## [THE PROBLEM]
Reproduce every entry exactly, without alteration.

* BEGIN INPUT RECORDS *

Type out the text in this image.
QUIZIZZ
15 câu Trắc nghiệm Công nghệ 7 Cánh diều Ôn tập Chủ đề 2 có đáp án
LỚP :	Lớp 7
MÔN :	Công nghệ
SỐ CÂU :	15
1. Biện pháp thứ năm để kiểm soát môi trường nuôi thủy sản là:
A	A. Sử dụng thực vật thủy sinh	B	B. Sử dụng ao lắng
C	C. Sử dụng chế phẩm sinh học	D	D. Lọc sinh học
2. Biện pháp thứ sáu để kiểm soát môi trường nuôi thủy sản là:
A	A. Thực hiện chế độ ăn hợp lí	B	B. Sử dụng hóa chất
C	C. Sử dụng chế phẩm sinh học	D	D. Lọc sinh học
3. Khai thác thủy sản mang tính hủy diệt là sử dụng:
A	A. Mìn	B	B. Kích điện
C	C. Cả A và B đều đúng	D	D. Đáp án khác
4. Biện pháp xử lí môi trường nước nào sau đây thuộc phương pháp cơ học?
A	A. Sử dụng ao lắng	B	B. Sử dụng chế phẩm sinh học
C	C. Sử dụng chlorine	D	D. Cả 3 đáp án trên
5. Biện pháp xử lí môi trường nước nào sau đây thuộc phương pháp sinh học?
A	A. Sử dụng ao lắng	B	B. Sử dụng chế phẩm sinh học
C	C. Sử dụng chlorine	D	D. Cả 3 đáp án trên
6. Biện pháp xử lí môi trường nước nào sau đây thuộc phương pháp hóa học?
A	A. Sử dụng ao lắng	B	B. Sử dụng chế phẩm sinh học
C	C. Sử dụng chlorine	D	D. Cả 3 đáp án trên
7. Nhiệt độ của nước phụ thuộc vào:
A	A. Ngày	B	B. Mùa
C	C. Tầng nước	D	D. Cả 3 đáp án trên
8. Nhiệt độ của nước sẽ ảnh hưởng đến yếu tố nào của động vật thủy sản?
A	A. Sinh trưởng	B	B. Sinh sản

* END INPUT RECORDS *

## [RESPONSE FOR THIS EXERCISE]
Type out the text in this image.
QUIZIZZ
15 câu Trắc nghiệm Công nghệ 7 Cánh diều Ôn tập Chủ đề 2 có đáp án
LỚP :	Lớp 7
MÔN :	Công nghệ
SỐ CÂU :	15
1. Biện pháp thứ năm để kiểm soát môi trường nuôi thủy sản là:
A	A. Sử dụng thực vật thủy sinh	B	B. Sử dụng ao lắng
C	C. Sử dụng chế phẩm sinh học	D	D. Lọc sinh học
2. Biện pháp thứ sáu để kiểm soát môi trường nuôi thủy sản là:
A	A. Thực hiện chế độ ăn hợp lí	B	B. Sử dụng hóa chất
C	C. Sử dụng chế phẩm sinh học	D	D. Lọc sinh học
3. Khai thác thủy sản mang tính hủy diệt là sử dụng:
A	A. Mìn	B	B. Kích điện
C	C. Cả A và B đều đúng	D	D. Đáp án khác
4. Biện pháp xử lí môi trường nước nào sau đây thuộc phương pháp cơ học?
A	A. Sử dụng ao lắng	B	B. Sử dụng chế phẩm sinh học
C	C. Sử dụng chlorine	D	D. Cả 3 đáp án trên
5. Biện pháp xử lí môi trường nước nào sau đây thuộc phương pháp sinh học?
A	A. Sử dụng ao lắng	B	B. Sử dụng chế phẩm sinh học
C	C. Sử dụng chlorine	D	D. Cả 3 đáp án trên
6. Biện pháp xử lí môi trường nước nào sau đây thuộc phương pháp hóa học?
A	A. Sử dụng ao lắng	B	B. Sử dụng chế phẩm sinh học
C	C. Sử dụng chlorine	D	D. Cả 3 đáp án trên
7. Nhiệt độ của nước phụ thuộc vào:
A	A. Ngày	B	B. Mùa
C	C. Tầng nước	D	D. Cả 3 đáp án trên
8. Nhiệt độ của nước sẽ ảnh hưởng đến yếu tố nào của động vật thủy sản?
A	A. Sinh trưởng	B	B. Sinh sản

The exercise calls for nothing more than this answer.